Data extracted from a collection
** BEGIN **

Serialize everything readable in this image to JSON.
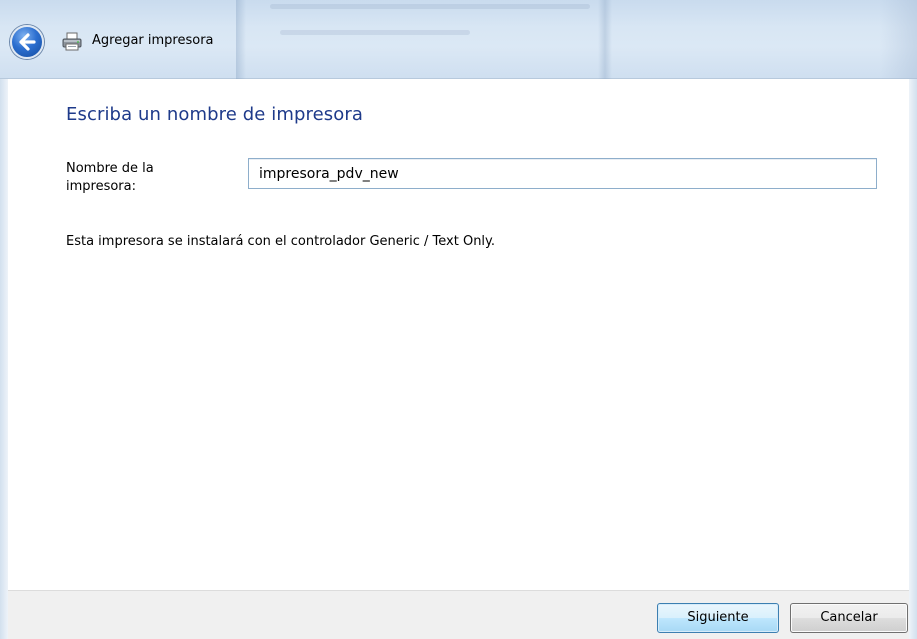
{
  "window": {
    "title": "Agregar impresora"
  },
  "page": {
    "heading": "Escriba un nombre de impresora",
    "printer_name_label": "Nombre de la\nimpresora:",
    "printer_name_value": "impresora_pdv_new",
    "driver_note": "Esta impresora se instalará con el controlador Generic / Text Only."
  },
  "footer": {
    "next_label": "Siguiente",
    "cancel_label": "Cancelar"
  },
  "icons": {
    "back": "back-arrow-icon",
    "printer": "printer-icon"
  },
  "colors": {
    "heading": "#1e3a8a",
    "back_button": "#2c6fd0",
    "next_button_border": "#3c7fb1"
  }
}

** END **

Repeat the material above verbatim. Leave the pictures behind.

• _Reply to the task_:
Serialize everything readable in this image to JSON.
{
  "window": {
    "title": "Agregar impresora"
  },
  "page": {
    "heading": "Escriba un nombre de impresora",
    "printer_name_label": "Nombre de la\nimpresora:",
    "printer_name_value": "impresora_pdv_new",
    "driver_note": "Esta impresora se instalará con el controlador Generic / Text Only."
  },
  "footer": {
    "next_label": "Siguiente",
    "cancel_label": "Cancelar"
  },
  "icons": {
    "back": "back-arrow-icon",
    "printer": "printer-icon"
  },
  "colors": {
    "heading": "#1e3a8a",
    "back_button": "#2c6fd0",
    "next_button_border": "#3c7fb1"
  }
}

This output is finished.